Selected passage
Securities Litigation Commentator


May 1, 2017

Bass, Berry & Sims attorney Chris Lazarini analyzed the court's enforcement of an exculpatory clause in the context of a Trading Advisory Agreement. Where parties elect to include exculpatory clauses in their contracts, such clauses will be narrowly construed and will not be enforced unless the wording is unmistakable and clearly describes what the party is contracting away.

Chris provided the analysis for Securities Litigation Commentator (SLC). The full text of the analysis is below and used with permission from the publication. If you would like to receive additional content from the SLC, please visit the SLC website to sign up for the newsletter.

RQSI Global Asset Allocation Master Fund, Ltd. vs. Apercu International PR LLC, No. 16-5559 (6th Cir., 3/27/17) 

*Under Kentucky law, a gross negligence claim requires that the defendant acted with malice, willfulness, or with such an utter and wanton disregard of the rights of others that malice or willfulness may be assumed.

**Where parties elect to include exculpatory clauses in their contracts, such clauses will be narrowly construed and will not be enforced unless the wording is unmistakable and clearly describes what the party is contracting away. 

In early 2015, RQSI entered a Trading Advisory Agreement ("TAA") with Apercu, under which Apercu was to trade stock futures and options on margin. To facilitate the activity, RQSI opened a margin account at Societe Generale ("SG"). RQSI instructed Apercu and its principal officer to keep the margin balance in the $600,000 to $700,000 range, as it intended to close the account at year-end. Volatility in the options markets caused the margin balance to balloon and, in August 2015, SG issued a $42 million margin call. RQSI terminated Apercu, borrowed money to meet the margin call, and liquidated the portfolio. This suit followed, with RQSI alleging gross negligence, fraud, and breach of contract by Apercu and its principal officer. RQSI alleged multiple categories of damages resulting from Defendants' actions.

Given data
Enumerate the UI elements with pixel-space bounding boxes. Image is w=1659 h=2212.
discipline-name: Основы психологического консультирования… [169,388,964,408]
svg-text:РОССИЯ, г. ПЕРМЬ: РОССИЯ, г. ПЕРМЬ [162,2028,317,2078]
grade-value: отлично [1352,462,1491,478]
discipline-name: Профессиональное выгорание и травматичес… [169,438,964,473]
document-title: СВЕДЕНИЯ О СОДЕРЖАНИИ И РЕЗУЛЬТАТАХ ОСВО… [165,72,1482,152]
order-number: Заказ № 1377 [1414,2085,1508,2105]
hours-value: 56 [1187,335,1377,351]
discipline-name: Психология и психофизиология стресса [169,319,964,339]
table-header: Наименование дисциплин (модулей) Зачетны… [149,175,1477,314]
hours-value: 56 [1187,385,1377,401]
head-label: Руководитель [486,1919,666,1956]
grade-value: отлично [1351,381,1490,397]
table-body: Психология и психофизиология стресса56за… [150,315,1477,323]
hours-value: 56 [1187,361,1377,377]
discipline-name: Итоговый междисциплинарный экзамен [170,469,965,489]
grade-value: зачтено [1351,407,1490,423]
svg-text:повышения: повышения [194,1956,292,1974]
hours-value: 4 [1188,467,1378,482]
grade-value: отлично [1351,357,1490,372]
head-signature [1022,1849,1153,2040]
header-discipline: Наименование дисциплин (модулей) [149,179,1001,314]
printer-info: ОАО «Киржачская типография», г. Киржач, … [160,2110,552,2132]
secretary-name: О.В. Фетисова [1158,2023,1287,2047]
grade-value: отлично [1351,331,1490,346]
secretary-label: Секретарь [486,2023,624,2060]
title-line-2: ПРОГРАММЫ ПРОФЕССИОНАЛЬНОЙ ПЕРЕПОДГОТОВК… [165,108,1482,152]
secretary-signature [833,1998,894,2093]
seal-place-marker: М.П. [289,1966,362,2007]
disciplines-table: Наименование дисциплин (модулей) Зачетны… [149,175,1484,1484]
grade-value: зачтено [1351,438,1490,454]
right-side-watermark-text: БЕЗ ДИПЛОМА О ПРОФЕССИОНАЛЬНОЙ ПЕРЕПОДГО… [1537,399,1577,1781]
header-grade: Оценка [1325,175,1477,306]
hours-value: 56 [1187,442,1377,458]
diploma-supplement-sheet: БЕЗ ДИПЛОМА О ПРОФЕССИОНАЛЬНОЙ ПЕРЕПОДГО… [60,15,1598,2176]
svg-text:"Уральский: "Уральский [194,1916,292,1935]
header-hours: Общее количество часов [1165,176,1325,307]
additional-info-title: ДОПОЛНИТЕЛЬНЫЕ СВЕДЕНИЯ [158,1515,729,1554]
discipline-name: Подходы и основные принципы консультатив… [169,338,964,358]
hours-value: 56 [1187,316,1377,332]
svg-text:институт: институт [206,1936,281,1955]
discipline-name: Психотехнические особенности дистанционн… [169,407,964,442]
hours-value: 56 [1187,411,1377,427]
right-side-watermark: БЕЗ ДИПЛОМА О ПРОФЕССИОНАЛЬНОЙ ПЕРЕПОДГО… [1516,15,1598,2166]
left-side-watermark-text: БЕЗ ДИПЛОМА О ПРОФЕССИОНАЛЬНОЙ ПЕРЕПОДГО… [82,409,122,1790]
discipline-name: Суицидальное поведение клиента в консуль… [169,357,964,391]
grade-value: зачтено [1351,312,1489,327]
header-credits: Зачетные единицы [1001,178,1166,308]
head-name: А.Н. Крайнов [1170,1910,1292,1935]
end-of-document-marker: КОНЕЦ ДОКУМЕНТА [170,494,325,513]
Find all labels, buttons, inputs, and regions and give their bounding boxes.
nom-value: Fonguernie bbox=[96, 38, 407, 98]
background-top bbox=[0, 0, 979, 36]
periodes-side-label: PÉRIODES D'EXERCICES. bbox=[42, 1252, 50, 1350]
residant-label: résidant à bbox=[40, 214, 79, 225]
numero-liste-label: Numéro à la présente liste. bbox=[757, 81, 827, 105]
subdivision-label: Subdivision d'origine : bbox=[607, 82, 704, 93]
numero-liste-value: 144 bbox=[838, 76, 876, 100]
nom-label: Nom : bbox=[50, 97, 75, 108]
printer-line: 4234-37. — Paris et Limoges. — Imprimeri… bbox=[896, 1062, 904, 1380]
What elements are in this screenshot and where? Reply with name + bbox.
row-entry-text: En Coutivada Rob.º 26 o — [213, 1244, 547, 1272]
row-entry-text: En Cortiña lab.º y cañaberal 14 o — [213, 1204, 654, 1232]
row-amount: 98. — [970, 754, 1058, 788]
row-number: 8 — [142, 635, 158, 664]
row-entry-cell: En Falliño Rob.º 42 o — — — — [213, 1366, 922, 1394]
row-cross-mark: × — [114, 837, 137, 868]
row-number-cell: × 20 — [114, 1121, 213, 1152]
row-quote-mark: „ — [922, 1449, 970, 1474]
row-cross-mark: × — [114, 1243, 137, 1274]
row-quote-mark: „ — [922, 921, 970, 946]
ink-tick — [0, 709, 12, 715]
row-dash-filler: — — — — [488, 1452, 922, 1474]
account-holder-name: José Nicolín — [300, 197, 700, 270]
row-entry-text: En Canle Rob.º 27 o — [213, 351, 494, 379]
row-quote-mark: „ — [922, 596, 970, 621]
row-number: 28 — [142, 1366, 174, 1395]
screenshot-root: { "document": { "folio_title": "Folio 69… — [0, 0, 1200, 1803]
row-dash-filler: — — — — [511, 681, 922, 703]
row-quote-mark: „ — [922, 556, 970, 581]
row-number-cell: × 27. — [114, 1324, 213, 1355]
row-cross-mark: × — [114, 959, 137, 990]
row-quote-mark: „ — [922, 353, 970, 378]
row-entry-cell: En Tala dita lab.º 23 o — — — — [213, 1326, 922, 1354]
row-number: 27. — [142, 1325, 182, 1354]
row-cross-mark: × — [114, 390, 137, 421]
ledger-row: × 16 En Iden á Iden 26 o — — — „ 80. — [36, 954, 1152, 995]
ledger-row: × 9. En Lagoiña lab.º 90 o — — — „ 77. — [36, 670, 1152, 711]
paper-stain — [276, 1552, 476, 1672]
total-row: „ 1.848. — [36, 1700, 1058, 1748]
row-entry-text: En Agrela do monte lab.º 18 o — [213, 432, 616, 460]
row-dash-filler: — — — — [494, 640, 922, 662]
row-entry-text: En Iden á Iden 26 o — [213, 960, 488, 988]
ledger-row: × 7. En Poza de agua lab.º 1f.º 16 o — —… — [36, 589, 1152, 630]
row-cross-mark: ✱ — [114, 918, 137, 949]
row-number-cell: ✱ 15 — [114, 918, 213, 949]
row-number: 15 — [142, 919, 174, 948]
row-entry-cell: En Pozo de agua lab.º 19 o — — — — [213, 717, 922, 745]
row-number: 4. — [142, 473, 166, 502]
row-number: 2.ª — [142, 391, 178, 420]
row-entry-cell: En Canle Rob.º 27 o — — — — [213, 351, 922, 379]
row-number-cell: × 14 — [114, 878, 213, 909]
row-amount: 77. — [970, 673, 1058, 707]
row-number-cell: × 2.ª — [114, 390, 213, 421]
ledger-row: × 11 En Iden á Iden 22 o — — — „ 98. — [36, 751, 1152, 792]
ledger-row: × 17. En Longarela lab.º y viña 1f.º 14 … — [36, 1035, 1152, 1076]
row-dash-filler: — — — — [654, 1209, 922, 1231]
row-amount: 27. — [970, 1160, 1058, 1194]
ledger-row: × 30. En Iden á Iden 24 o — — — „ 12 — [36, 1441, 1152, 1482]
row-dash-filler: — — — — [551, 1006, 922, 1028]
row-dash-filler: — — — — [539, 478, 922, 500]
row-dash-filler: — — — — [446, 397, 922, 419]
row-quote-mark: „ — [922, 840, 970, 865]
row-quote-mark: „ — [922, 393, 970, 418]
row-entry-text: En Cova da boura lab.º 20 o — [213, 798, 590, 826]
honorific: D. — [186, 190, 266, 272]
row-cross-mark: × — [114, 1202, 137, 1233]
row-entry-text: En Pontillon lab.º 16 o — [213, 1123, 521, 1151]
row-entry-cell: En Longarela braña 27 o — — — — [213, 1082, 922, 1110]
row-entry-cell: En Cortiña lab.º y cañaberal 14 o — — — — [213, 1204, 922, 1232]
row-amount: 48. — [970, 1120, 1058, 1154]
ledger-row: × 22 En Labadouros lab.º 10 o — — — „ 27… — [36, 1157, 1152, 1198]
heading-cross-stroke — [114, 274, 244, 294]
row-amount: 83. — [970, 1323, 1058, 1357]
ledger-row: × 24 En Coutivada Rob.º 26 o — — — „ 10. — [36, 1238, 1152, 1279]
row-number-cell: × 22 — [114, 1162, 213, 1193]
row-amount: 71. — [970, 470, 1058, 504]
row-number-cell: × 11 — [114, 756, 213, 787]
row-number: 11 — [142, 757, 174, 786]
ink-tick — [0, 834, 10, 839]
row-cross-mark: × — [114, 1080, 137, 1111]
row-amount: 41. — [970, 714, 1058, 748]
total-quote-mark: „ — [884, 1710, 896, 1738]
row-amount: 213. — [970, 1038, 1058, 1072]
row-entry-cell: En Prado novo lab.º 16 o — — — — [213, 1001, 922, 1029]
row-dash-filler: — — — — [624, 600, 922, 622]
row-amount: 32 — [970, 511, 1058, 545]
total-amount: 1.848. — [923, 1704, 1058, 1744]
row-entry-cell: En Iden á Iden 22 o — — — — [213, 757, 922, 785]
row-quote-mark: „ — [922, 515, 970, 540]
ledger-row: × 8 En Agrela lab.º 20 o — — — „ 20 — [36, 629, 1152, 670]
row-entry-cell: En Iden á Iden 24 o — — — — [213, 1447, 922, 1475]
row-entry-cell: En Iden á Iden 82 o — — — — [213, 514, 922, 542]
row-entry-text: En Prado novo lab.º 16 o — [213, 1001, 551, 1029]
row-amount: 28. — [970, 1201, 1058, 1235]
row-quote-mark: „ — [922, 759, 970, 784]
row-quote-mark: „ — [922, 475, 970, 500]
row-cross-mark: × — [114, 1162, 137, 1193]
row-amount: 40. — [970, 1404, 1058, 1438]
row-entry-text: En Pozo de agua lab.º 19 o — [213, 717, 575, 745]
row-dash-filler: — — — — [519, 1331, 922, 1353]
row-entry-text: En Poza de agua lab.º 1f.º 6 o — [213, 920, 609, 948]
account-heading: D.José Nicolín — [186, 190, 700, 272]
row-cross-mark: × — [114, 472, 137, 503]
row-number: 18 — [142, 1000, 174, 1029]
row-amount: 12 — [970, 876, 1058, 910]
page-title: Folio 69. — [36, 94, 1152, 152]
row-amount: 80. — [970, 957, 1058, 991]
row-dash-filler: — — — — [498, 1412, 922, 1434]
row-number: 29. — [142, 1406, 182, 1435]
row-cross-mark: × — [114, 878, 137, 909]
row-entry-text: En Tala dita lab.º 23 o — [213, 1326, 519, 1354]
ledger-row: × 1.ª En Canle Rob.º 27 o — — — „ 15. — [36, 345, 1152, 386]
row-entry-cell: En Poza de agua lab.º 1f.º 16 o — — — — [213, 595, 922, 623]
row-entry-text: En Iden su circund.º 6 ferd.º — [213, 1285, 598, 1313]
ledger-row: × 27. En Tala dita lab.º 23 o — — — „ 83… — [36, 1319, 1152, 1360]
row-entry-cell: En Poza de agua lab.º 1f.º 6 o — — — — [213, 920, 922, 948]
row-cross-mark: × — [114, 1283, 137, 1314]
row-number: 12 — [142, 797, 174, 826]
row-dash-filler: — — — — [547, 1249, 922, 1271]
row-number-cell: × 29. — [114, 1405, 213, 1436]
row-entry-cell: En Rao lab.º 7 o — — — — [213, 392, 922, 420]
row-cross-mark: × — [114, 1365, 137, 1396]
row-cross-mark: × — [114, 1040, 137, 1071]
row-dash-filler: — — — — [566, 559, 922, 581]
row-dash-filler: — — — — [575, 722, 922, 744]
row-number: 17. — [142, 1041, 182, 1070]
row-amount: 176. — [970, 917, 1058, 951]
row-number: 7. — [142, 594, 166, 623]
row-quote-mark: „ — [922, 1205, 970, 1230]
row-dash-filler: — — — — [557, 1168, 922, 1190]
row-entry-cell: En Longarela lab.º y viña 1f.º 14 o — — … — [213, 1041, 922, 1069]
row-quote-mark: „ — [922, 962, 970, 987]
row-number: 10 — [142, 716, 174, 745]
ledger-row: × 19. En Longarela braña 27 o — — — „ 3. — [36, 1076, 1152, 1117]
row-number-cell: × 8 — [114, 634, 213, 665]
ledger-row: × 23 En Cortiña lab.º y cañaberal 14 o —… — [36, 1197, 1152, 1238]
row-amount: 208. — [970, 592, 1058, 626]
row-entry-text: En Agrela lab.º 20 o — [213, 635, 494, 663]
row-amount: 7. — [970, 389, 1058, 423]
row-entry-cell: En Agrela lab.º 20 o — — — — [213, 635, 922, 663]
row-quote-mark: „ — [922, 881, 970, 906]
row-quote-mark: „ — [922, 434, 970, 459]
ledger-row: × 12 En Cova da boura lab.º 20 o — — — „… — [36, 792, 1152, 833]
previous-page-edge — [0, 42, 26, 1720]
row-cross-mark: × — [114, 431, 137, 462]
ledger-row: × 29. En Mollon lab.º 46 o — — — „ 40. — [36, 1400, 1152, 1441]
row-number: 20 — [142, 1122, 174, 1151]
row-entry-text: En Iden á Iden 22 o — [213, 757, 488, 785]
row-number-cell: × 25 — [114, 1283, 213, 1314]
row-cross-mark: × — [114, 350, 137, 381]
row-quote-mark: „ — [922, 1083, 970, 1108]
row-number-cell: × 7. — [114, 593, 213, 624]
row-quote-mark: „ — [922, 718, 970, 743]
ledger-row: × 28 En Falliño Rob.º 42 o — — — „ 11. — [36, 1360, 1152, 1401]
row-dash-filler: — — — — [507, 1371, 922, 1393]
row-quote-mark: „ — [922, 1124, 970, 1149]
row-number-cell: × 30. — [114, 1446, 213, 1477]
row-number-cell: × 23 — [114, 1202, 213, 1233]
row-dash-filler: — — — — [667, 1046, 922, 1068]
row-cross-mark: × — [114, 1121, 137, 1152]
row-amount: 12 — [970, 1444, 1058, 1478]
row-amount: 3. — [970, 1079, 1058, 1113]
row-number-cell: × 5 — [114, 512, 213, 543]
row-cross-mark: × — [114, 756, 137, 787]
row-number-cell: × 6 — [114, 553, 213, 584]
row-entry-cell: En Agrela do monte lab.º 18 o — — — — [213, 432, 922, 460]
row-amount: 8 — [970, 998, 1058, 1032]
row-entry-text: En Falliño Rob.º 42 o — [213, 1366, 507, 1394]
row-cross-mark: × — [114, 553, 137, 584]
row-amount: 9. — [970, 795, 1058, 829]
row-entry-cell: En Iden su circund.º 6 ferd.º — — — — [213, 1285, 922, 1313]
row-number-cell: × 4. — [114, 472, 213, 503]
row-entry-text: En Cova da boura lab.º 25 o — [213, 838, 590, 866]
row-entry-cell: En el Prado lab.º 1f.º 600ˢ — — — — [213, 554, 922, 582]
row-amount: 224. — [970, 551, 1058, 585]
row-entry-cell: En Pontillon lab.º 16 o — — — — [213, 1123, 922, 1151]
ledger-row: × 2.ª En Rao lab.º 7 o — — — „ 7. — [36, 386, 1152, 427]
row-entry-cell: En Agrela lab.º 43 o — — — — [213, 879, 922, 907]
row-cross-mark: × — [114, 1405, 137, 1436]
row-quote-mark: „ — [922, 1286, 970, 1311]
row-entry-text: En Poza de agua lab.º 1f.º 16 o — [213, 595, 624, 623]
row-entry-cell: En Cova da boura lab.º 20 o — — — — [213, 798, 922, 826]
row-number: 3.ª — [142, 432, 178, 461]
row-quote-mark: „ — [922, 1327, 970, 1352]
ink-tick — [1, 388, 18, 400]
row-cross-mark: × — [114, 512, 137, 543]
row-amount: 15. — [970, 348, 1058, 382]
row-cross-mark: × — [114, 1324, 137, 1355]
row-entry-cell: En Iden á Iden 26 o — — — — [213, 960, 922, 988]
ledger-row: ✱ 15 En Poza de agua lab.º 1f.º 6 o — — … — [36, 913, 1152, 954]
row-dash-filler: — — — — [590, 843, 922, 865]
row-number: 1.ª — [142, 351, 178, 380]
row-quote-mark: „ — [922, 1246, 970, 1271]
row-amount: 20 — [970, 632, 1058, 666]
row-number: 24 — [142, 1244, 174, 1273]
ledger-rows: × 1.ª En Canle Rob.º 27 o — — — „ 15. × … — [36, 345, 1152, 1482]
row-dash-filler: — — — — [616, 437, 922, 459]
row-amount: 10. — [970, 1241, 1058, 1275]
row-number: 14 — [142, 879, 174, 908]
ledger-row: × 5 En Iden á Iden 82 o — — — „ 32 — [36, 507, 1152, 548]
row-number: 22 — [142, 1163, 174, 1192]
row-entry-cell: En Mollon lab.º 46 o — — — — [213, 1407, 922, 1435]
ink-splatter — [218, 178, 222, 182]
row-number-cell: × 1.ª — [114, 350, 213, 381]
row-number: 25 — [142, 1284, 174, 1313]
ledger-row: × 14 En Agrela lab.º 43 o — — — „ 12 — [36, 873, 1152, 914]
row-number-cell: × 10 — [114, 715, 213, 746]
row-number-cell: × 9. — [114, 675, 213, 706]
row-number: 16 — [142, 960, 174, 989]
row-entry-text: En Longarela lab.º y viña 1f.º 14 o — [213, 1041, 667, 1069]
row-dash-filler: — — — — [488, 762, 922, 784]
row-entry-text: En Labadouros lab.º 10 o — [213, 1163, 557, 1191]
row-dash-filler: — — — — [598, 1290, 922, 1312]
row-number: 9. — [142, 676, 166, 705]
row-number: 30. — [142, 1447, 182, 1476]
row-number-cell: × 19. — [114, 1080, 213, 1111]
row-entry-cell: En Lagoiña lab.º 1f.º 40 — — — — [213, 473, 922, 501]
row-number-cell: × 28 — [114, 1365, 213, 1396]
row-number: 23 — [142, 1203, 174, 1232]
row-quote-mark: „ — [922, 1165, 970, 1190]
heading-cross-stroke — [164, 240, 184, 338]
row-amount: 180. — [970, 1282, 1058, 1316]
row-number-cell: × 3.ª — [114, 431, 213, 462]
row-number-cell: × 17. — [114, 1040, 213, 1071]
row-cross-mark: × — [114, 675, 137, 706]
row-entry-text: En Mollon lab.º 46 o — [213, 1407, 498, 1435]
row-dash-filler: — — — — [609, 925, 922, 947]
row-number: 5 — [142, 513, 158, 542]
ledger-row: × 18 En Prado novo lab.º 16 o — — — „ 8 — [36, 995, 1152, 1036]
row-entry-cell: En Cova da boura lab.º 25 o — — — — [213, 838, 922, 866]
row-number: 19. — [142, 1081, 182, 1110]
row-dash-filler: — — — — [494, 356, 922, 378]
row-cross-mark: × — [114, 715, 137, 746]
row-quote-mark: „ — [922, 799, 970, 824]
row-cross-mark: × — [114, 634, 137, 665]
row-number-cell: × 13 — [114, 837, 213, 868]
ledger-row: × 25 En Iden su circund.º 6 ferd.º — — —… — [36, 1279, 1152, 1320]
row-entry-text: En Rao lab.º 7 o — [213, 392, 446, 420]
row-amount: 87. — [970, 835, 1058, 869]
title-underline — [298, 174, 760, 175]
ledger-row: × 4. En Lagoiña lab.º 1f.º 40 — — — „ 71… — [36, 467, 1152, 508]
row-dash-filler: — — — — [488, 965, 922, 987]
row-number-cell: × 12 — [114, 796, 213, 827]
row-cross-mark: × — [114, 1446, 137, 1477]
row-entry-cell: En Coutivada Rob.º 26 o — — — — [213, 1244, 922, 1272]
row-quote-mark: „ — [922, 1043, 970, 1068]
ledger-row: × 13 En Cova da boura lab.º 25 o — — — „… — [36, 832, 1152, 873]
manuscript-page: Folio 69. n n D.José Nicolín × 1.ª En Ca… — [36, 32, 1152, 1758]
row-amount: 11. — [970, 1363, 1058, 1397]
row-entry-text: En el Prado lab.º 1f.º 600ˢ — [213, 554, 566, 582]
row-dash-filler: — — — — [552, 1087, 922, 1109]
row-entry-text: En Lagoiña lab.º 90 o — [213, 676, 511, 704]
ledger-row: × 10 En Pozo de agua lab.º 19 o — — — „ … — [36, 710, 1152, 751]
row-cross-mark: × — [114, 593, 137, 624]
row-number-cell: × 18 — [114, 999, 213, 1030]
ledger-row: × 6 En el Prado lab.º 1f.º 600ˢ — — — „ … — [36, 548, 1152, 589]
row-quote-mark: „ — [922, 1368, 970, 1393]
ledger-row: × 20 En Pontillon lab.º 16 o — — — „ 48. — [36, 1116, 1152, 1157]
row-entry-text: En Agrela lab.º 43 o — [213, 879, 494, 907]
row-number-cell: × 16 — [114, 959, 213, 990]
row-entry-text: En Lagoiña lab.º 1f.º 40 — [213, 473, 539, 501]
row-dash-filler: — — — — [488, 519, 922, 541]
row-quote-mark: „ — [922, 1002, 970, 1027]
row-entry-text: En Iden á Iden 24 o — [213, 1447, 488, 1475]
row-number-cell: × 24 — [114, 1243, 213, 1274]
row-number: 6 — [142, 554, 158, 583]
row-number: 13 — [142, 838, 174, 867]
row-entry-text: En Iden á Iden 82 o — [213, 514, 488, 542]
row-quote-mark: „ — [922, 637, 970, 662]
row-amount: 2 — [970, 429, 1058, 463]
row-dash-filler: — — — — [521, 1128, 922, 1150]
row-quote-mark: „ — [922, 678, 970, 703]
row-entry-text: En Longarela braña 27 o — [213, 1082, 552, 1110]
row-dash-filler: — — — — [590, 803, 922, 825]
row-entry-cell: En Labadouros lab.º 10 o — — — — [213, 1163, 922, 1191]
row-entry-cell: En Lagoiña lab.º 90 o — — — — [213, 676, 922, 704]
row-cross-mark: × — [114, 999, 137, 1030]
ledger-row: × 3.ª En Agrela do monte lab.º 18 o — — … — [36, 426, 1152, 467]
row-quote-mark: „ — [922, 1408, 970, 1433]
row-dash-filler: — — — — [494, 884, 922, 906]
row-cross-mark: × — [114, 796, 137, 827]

Work to complete
a) For each statement below, say whether it agrees with the case analysis. Answer yes or no, and quote the words of the case analysis that decide it.
(i) RQSI opened its margin account at Societe Generale.
(ii) Societe Generale issued the $42 million margin call in December 2015.
(iii) The case was decided by the Ninth Circuit.
b) Using the case analysis, answer each of the following questions.
(i) With which firm is attorney Chris Lazarini associated?
(ii) Within what range were Apercu and its principal officer instructed to keep the margin balance?
(iii) Which claims did RQSI bring against Apercu and its principal officer?
c) Continue the case analysis from the point where it stops.
The records come from a source separate from the case analysis.

Answers to the tasks
a)
(i) Yes: "RQSI opened a margin account at Societe Generale ("SG")."
(ii) No: "in August 2015, SG issued a $42 million margin call."
(iii) No: "(6th Cir., 3/27/17)"

b)
(i) Bass, Berry & Sims
(ii) $600,000 to $700,000
(iii) Gross negligence, fraud, and breach of contract

c)
The TAA had two damages provisions. Under Section 2, Defendants bore no liability to RQSI for losses, damages, costs, or expenses related to SG's actions. Section 8 limited Defendant's liability to losses caused by its gross negligence or willful misconduct. The district court dismissed all claims, finding that RQSI had waived losses related to the maintenance of the margin account under Section 2 of the TAA, and had not alleged malice sufficient to meet the standard for gross negligence under Section 8.

Conducting a detailed analysis, the Court reverses on the gross negligence and breach of contract claims, finding that RQSI stated a plausible malice claim by alleging that Defendants acted contrary to its instructions in retaliation against the stated intent to close the account at year-end. The Court reverses on some fraud claims, and affirms on others, drawing distinctions between facts and opinions.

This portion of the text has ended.